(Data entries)
-*-

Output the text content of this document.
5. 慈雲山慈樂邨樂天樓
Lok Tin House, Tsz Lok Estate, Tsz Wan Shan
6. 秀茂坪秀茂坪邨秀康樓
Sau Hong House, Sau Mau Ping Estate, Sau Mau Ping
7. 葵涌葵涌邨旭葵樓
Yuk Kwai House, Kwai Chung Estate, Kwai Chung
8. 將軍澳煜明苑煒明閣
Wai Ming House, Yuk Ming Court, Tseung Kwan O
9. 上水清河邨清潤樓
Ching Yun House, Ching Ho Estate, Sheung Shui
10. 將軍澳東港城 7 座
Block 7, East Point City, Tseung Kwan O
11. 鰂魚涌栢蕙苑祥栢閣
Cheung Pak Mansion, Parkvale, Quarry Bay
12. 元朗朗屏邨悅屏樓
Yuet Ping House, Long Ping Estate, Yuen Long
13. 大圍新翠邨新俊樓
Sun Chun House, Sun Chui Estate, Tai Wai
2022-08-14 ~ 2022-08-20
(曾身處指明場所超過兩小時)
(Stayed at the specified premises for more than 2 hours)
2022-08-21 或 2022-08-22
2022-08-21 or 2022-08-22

-*-

◆ REQUIRED TASK:
Look through the material above and pick out each line holding the word "House".

◆ COMPLETED EXERCISE:
Lok Tin House, Tsz Lok Estate, Tsz Wan Shan
Sau Hong House, Sau Mau Ping Estate, Sau Mau Ping
Yuk Kwai House, Kwai Chung Estate, Kwai Chung
Wai Ming House, Yuk Ming Court, Tseung Kwan O
Ching Yun House, Ching Ho Estate, Sheung Shui
Yuet Ping House, Long Ping Estate, Yuen Long
Sun Chun House, Sun Chui Estate, Tai Wai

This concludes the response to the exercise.